• _INSTRUCTIONS FOR THE TASK_
Your task is to repeat the listing exactly.

• _TASK DATA_
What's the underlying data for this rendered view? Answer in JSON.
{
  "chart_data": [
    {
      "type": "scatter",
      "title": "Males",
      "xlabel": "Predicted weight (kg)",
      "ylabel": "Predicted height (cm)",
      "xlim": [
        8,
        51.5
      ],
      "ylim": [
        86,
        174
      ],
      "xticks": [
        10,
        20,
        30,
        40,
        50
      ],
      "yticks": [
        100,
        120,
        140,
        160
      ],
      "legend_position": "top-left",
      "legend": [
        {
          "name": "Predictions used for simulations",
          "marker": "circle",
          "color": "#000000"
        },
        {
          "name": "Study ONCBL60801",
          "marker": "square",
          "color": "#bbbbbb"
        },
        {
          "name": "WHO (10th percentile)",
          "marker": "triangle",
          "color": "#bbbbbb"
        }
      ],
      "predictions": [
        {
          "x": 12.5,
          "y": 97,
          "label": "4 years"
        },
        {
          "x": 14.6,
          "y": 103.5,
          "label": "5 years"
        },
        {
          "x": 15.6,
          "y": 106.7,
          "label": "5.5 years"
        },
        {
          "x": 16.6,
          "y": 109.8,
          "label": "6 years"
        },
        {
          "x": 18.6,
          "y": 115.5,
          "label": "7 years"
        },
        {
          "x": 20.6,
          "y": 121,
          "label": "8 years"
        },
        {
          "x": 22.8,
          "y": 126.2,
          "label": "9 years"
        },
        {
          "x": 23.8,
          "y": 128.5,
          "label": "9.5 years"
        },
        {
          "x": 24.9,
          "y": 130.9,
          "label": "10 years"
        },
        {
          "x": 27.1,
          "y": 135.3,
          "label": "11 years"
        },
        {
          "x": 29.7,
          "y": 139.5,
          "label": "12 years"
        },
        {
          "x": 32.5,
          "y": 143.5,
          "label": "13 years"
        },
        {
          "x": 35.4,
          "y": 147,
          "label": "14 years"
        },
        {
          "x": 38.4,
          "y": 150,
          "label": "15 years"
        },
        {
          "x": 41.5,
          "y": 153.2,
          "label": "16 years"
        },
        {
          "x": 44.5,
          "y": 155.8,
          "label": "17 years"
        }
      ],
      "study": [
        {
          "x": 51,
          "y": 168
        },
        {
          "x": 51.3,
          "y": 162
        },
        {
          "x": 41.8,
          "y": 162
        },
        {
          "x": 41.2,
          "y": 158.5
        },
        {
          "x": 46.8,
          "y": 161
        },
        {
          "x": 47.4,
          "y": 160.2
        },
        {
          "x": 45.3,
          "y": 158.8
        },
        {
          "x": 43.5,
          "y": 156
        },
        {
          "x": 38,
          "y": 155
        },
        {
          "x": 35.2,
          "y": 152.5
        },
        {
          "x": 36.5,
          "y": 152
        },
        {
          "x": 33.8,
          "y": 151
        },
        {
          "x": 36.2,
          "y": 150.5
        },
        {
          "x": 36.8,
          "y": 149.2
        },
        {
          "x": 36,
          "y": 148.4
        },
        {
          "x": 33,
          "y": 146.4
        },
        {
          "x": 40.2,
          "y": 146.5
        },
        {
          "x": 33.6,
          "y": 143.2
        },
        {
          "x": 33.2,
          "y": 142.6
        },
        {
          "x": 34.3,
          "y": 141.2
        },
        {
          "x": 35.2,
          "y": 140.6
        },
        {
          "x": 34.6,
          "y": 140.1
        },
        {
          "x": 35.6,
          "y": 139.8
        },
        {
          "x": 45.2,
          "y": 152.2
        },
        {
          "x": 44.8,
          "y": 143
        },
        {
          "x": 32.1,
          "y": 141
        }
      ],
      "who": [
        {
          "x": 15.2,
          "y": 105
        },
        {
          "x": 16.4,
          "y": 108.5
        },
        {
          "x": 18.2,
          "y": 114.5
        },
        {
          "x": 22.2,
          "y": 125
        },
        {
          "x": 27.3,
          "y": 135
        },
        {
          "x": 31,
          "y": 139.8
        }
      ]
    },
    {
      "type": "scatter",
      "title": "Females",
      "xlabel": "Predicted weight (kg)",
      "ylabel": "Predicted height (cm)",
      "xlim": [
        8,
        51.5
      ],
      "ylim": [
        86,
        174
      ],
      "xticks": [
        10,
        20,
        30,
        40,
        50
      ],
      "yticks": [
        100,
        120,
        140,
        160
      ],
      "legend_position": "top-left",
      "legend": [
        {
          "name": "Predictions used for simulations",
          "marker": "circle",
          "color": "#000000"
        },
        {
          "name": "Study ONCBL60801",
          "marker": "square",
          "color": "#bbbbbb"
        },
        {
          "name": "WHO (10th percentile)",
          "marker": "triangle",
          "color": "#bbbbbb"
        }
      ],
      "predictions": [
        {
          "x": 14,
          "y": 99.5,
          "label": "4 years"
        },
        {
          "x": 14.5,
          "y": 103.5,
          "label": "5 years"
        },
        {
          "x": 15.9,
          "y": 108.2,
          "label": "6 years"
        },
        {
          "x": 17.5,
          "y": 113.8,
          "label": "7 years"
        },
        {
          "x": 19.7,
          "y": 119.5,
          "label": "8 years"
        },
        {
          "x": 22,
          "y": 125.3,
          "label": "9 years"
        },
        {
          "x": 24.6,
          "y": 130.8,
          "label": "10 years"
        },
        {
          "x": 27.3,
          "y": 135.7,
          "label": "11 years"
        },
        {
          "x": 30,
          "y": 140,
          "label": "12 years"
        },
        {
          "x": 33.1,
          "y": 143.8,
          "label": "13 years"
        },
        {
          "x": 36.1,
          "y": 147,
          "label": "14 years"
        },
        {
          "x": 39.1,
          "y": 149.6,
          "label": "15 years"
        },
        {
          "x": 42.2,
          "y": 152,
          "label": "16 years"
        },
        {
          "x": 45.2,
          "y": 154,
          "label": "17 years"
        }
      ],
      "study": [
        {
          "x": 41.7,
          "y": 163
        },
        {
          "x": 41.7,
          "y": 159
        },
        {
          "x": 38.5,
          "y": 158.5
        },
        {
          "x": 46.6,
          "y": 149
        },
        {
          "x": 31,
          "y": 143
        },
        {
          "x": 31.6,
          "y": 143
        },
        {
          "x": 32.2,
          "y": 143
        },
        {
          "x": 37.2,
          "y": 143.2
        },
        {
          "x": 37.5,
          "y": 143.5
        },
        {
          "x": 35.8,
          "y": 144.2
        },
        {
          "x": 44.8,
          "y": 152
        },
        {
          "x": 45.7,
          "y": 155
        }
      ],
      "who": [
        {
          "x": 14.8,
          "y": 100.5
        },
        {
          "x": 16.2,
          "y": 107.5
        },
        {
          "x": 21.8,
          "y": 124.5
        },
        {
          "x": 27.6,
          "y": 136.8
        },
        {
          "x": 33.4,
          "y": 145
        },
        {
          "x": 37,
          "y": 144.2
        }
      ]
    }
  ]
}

• _RESULT BELOW_
What's the underlying data for this rendered view? Answer in JSON.
{
  "chart_data": [
    {
      "type": "scatter",
      "title": "Males",
      "xlabel": "Predicted weight (kg)",
      "ylabel": "Predicted height (cm)",
      "xlim": [
        8,
        51.5
      ],
      "ylim": [
        86,
        174
      ],
      "xticks": [
        10,
        20,
        30,
        40,
        50
      ],
      "yticks": [
        100,
        120,
        140,
        160
      ],
      "legend_position": "top-left",
      "legend": [
        {
          "name": "Predictions used for simulations",
          "marker": "circle",
          "color": "#000000"
        },
        {
          "name": "Study ONCBL60801",
          "marker": "square",
          "color": "#bbbbbb"
        },
        {
          "name": "WHO (10th percentile)",
          "marker": "triangle",
          "color": "#bbbbbb"
        }
      ],
      "predictions": [
        {
          "x": 12.5,
          "y": 97,
          "label": "4 years"
        },
        {
          "x": 14.6,
          "y": 103.5,
          "label": "5 years"
        },
        {
          "x": 15.6,
          "y": 106.7,
          "label": "5.5 years"
        },
        {
          "x": 16.6,
          "y": 109.8,
          "label": "6 years"
        },
        {
          "x": 18.6,
          "y": 115.5,
          "label": "7 years"
        },
        {
          "x": 20.6,
          "y": 121,
          "label": "8 years"
        },
        {
          "x": 22.8,
          "y": 126.2,
          "label": "9 years"
        },
        {
          "x": 23.8,
          "y": 128.5,
          "label": "9.5 years"
        },
        {
          "x": 24.9,
          "y": 130.9,
          "label": "10 years"
        },
        {
          "x": 27.1,
          "y": 135.3,
          "label": "11 years"
        },
        {
          "x": 29.7,
          "y": 139.5,
          "label": "12 years"
        },
        {
          "x": 32.5,
          "y": 143.5,
          "label": "13 years"
        },
        {
          "x": 35.4,
          "y": 147,
          "label": "14 years"
        },
        {
          "x": 38.4,
          "y": 150,
          "label": "15 years"
        },
        {
          "x": 41.5,
          "y": 153.2,
          "label": "16 years"
        },
        {
          "x": 44.5,
          "y": 155.8,
          "label": "17 years"
        }
      ],
      "study": [
        {
          "x": 51,
          "y": 168
        },
        {
          "x": 51.3,
          "y": 162
        },
        {
          "x": 41.8,
          "y": 162
        },
        {
          "x": 41.2,
          "y": 158.5
        },
        {
          "x": 46.8,
          "y": 161
        },
        {
          "x": 47.4,
          "y": 160.2
        },
        {
          "x": 45.3,
          "y": 158.8
        },
        {
          "x": 43.5,
          "y": 156
        },
        {
          "x": 38,
          "y": 155
        },
        {
          "x": 35.2,
          "y": 152.5
        },
        {
          "x": 36.5,
          "y": 152
        },
        {
          "x": 33.8,
          "y": 151
        },
        {
          "x": 36.2,
          "y": 150.5
        },
        {
          "x": 36.8,
          "y": 149.2
        },
        {
          "x": 36,
          "y": 148.4
        },
        {
          "x": 33,
          "y": 146.4
        },
        {
          "x": 40.2,
          "y": 146.5
        },
        {
          "x": 33.6,
          "y": 143.2
        },
        {
          "x": 33.2,
          "y": 142.6
        },
        {
          "x": 34.3,
          "y": 141.2
        },
        {
          "x": 35.2,
          "y": 140.6
        },
        {
          "x": 34.6,
          "y": 140.1
        },
        {
          "x": 35.6,
          "y": 139.8
        },
        {
          "x": 45.2,
          "y": 152.2
        },
        {
          "x": 44.8,
          "y": 143
        },
        {
          "x": 32.1,
          "y": 141
        }
      ],
      "who": [
        {
          "x": 15.2,
          "y": 105
        },
        {
          "x": 16.4,
          "y": 108.5
        },
        {
          "x": 18.2,
          "y": 114.5
        },
        {
          "x": 22.2,
          "y": 125
        },
        {
          "x": 27.3,
          "y": 135
        },
        {
          "x": 31,
          "y": 139.8
        }
      ]
    },
    {
      "type": "scatter",
      "title": "Females",
      "xlabel": "Predicted weight (kg)",
      "ylabel": "Predicted height (cm)",
      "xlim": [
        8,
        51.5
      ],
      "ylim": [
        86,
        174
      ],
      "xticks": [
        10,
        20,
        30,
        40,
        50
      ],
      "yticks": [
        100,
        120,
        140,
        160
      ],
      "legend_position": "top-left",
      "legend": [
        {
          "name": "Predictions used for simulations",
          "marker": "circle",
          "color": "#000000"
        },
        {
          "name": "Study ONCBL60801",
          "marker": "square",
          "color": "#bbbbbb"
        },
        {
          "name": "WHO (10th percentile)",
          "marker": "triangle",
          "color": "#bbbbbb"
        }
      ],
      "predictions": [
        {
          "x": 14,
          "y": 99.5,
          "label": "4 years"
        },
        {
          "x": 14.5,
          "y": 103.5,
          "label": "5 years"
        },
        {
          "x": 15.9,
          "y": 108.2,
          "label": "6 years"
        },
        {
          "x": 17.5,
          "y": 113.8,
          "label": "7 years"
        },
        {
          "x": 19.7,
          "y": 119.5,
          "label": "8 years"
        },
        {
          "x": 22,
          "y": 125.3,
          "label": "9 years"
        },
        {
          "x": 24.6,
          "y": 130.8,
          "label": "10 years"
        },
        {
          "x": 27.3,
          "y": 135.7,
          "label": "11 years"
        },
        {
          "x": 30,
          "y": 140,
          "label": "12 years"
        },
        {
          "x": 33.1,
          "y": 143.8,
          "label": "13 years"
        },
        {
          "x": 36.1,
          "y": 147,
          "label": "14 years"
        },
        {
          "x": 39.1,
          "y": 149.6,
          "label": "15 years"
        },
        {
          "x": 42.2,
          "y": 152,
          "label": "16 years"
        },
        {
          "x": 45.2,
          "y": 154,
          "label": "17 years"
        }
      ],
      "study": [
        {
          "x": 41.7,
          "y": 163
        },
        {
          "x": 41.7,
          "y": 159
        },
        {
          "x": 38.5,
          "y": 158.5
        },
        {
          "x": 46.6,
          "y": 149
        },
        {
          "x": 31,
          "y": 143
        },
        {
          "x": 31.6,
          "y": 143
        },
        {
          "x": 32.2,
          "y": 143
        },
        {
          "x": 37.2,
          "y": 143.2
        },
        {
          "x": 37.5,
          "y": 143.5
        },
        {
          "x": 35.8,
          "y": 144.2
        },
        {
          "x": 44.8,
          "y": 152
        },
        {
          "x": 45.7,
          "y": 155
        }
      ],
      "who": [
        {
          "x": 14.8,
          "y": 100.5
        },
        {
          "x": 16.2,
          "y": 107.5
        },
        {
          "x": 21.8,
          "y": 124.5
        },
        {
          "x": 27.6,
          "y": 136.8
        },
        {
          "x": 33.4,
          "y": 145
        },
        {
          "x": 37,
          "y": 144.2
        }
      ]
    }
  ]
}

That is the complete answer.